* Work order *
Give only the number of lines in these records that contain the word "cells".

Data entries for graphics
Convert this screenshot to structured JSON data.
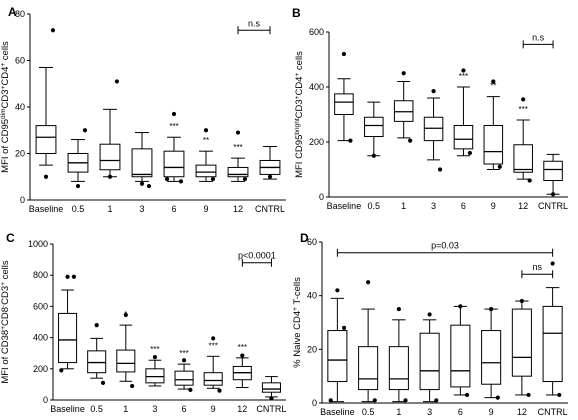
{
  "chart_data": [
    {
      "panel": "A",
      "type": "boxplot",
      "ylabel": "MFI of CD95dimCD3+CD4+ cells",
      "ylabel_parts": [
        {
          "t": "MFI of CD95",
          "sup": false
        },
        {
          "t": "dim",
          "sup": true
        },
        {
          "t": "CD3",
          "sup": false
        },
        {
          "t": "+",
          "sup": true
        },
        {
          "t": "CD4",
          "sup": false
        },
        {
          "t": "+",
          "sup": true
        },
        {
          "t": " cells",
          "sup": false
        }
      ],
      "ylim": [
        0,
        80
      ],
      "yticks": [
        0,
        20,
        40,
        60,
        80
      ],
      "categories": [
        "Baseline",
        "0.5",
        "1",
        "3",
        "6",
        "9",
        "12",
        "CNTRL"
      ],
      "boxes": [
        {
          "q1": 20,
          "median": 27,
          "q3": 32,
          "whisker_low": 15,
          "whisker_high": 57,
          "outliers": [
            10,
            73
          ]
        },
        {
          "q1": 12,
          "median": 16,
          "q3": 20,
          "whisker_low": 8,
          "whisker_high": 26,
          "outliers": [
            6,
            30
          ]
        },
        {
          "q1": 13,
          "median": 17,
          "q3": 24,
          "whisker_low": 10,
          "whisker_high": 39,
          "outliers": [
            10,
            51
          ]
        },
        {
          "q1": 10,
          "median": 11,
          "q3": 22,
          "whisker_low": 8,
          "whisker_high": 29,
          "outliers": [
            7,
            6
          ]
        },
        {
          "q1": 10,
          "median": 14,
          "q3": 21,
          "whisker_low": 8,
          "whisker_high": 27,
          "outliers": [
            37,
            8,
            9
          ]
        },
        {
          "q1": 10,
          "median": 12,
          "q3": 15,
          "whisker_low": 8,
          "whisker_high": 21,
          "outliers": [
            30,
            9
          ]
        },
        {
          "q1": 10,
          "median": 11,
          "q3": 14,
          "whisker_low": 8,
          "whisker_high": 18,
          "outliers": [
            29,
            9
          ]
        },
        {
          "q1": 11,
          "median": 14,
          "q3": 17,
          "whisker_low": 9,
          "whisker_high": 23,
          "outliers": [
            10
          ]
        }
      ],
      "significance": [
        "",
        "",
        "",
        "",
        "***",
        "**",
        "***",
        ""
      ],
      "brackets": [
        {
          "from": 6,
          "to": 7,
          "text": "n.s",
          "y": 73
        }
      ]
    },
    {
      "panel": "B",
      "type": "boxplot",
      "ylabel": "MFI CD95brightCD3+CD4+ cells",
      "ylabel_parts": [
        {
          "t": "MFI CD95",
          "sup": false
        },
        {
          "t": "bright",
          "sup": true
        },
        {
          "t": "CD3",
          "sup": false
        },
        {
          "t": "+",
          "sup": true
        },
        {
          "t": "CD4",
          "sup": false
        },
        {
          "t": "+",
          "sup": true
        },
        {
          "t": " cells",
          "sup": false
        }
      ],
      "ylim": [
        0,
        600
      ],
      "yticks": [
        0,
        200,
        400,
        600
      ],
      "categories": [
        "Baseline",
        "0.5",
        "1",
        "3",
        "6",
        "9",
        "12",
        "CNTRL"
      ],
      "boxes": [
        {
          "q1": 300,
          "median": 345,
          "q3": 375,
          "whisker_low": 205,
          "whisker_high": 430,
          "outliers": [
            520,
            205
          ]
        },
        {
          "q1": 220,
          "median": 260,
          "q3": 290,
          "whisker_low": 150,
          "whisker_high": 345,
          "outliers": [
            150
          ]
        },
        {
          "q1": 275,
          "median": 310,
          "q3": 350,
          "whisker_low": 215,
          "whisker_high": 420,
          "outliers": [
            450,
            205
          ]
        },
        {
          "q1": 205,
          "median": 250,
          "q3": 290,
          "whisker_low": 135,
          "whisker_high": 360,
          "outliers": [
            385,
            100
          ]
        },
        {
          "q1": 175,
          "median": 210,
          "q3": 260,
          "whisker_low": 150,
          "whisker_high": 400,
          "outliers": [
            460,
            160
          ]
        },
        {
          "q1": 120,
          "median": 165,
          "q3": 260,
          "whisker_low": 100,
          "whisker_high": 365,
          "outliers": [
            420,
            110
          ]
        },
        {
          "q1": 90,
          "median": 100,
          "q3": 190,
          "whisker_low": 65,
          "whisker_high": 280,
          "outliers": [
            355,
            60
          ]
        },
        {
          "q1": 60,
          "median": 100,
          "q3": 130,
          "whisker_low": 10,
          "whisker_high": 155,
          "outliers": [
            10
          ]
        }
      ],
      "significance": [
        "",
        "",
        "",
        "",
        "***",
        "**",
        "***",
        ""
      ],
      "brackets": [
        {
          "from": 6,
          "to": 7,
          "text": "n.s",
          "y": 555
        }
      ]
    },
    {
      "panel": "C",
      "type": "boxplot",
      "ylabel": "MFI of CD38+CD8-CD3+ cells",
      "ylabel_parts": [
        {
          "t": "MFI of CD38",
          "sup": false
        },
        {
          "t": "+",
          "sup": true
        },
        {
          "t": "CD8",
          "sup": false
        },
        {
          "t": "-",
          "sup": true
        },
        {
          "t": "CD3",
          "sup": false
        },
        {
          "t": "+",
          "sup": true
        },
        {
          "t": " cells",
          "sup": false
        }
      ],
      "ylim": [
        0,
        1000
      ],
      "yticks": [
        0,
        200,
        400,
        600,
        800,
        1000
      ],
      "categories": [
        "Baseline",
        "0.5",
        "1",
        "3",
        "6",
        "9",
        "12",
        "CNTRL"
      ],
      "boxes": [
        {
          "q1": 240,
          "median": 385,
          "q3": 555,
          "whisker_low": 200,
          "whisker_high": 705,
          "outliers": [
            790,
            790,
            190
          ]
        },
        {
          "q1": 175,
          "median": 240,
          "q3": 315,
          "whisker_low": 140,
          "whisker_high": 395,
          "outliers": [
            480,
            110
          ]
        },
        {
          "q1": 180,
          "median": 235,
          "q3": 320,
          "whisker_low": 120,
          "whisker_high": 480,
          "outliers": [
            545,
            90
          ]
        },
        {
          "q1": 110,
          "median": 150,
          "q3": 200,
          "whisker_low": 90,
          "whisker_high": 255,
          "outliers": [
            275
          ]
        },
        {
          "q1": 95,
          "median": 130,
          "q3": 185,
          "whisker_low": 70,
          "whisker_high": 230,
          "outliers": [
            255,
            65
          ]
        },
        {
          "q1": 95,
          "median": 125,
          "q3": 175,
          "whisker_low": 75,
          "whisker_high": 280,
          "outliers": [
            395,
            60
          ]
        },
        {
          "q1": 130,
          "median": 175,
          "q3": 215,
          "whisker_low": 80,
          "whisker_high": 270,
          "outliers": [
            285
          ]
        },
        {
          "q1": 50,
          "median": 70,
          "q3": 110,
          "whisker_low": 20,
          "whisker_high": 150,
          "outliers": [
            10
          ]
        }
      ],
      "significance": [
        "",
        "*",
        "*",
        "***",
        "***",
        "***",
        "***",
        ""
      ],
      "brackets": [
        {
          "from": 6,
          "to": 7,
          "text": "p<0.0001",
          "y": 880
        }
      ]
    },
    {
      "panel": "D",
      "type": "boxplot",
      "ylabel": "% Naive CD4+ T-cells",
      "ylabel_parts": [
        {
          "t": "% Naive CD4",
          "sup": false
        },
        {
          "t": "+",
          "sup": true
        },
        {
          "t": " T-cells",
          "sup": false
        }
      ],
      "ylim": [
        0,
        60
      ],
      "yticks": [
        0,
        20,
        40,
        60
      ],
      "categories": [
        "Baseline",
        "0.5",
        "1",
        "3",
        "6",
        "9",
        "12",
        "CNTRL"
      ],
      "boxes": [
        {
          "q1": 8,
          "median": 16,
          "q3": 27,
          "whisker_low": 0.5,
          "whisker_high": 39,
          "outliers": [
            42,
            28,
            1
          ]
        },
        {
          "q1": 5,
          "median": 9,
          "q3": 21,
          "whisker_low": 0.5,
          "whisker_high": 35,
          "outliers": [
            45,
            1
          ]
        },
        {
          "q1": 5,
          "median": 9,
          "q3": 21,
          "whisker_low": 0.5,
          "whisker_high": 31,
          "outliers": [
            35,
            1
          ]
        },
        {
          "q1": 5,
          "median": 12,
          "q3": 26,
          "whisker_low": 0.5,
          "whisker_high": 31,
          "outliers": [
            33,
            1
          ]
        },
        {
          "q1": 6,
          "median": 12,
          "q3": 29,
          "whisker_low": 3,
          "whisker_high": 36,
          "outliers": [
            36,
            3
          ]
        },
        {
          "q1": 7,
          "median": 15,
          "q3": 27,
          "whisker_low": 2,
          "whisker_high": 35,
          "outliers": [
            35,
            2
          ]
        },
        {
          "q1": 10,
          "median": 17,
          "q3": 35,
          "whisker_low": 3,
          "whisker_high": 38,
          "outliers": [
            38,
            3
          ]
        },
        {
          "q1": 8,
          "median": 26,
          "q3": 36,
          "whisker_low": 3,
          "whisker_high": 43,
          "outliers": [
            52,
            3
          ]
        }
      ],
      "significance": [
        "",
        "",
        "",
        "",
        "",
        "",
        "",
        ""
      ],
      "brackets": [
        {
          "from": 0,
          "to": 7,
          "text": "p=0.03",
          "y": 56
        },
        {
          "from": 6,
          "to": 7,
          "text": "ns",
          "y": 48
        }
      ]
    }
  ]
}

* * *

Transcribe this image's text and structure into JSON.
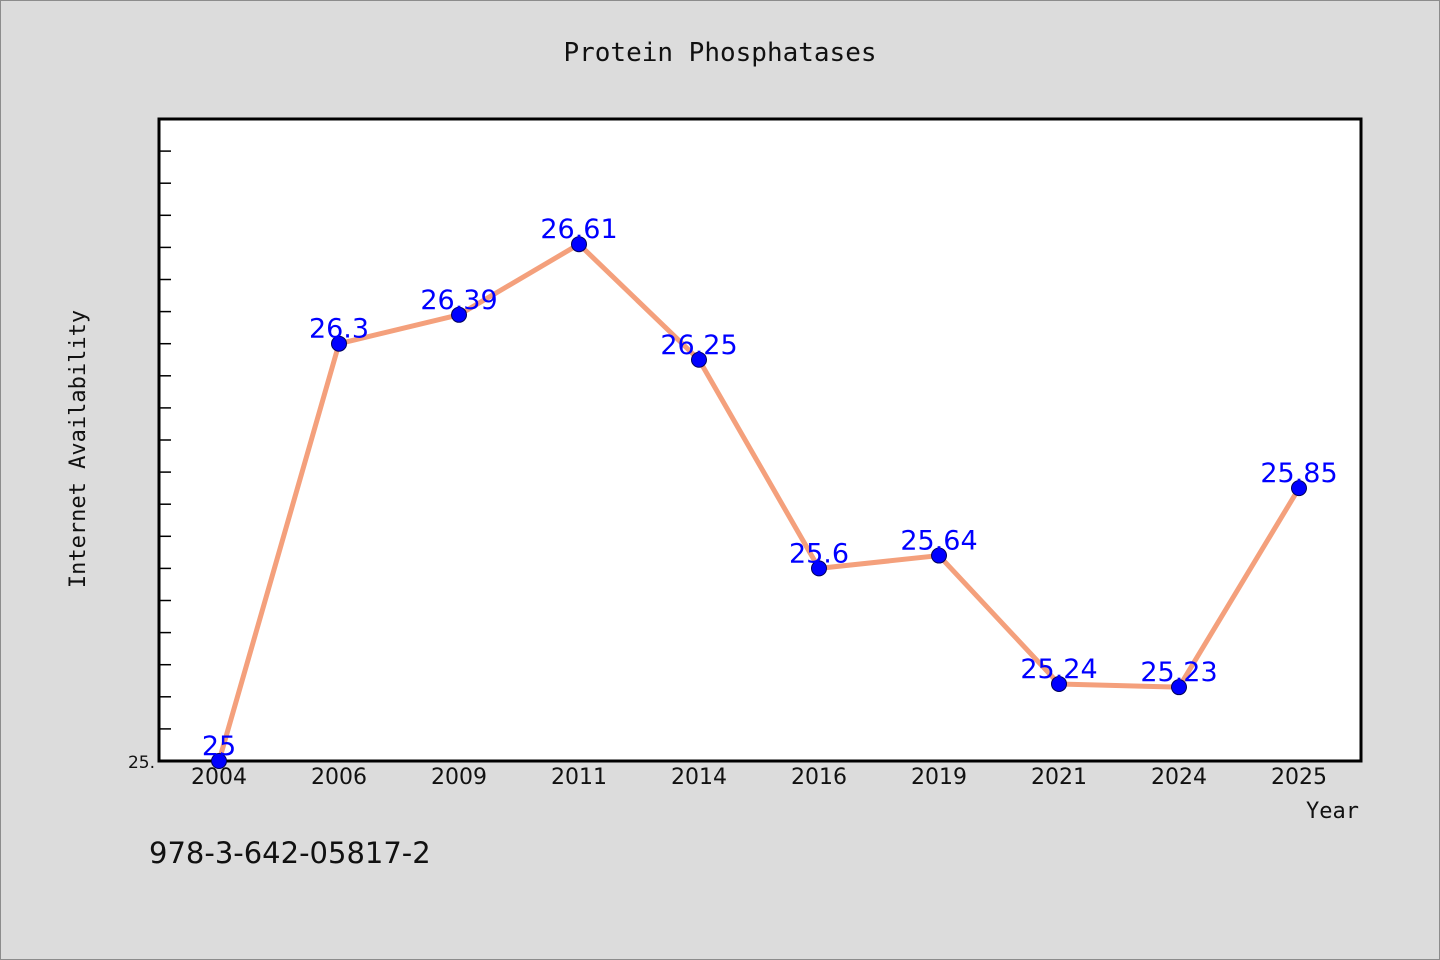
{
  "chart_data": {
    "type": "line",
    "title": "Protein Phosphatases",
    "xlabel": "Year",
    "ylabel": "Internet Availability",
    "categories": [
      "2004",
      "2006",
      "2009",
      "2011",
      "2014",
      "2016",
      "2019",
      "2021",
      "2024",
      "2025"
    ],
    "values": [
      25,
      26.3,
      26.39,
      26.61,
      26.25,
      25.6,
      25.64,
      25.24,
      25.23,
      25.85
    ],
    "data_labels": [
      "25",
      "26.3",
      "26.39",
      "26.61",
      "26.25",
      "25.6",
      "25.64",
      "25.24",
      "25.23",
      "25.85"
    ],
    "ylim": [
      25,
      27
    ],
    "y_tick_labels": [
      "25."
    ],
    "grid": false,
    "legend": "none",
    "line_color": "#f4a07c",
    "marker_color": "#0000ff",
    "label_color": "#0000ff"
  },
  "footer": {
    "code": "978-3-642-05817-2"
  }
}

* Output for this exercise *
8